- BRIEF A -
In the forum post about searching PDF text, which third-party DLL is used for the search and extraction?
- BRIEF B -
Copy the forum post about searching PDF text word for word, from "I am getting" to "for it. Thanks!".

- EXCERPT TO READ -
** Begin **
I am working for text search and extraction from pdf using third party dll itextsharp.
I am getting the text on searching but not only that text, the whole text of that page.
I thought to use phrases or chunks so that I can get pre-and post of that text only along with it instead of whole page text. Can anyone suggest me code for phrases or anything else which I can use for it. Thanks!
My code is:
string searchText = null;
string filename = System.AppDomain.CurrentDomain.BaseDirectory;
filename = @"C:\test.pdf";
searchText = textBox.Text.ToString();
List<int> pages = new List<int>();
if (File.Exists(filename))
{
PdfReader pdfReader = new PdfReader(filename);
List<Phrase> PhraseList = new List<Phrase>();
for (int page = 1; page <= pdfReader.NumberOfPages; page++)
** End **
- DATASET EXCERPTS -
** Begin **
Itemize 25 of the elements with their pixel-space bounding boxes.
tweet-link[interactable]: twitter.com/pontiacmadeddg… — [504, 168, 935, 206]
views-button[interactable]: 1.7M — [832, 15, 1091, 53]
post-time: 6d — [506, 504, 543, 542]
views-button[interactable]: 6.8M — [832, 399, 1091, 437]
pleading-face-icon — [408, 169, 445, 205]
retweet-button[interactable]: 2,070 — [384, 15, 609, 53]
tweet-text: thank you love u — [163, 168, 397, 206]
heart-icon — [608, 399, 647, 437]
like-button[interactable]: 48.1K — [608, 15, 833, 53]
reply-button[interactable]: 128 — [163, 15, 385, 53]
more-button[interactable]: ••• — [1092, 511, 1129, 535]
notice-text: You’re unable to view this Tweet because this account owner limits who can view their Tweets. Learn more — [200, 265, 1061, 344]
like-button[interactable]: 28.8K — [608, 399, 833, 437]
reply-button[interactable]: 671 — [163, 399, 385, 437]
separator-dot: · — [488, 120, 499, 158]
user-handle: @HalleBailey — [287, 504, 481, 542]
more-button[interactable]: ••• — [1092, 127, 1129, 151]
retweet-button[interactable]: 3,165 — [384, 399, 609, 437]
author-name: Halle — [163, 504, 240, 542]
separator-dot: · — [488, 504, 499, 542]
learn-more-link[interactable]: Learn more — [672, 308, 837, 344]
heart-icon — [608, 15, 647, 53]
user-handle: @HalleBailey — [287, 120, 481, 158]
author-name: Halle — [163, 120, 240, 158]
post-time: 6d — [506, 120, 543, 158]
** End **
- TASK ANSWER A -
iTextSharp

- TASK ANSWER B -
I am getting the text on searching but not only that text, the whole text of that page.
I thought to use phrases or chunks so that I can get pre-and post of that text only along with it instead of whole page text. Can anyone suggest me code for phrases or anything else which I can use for it. Thanks!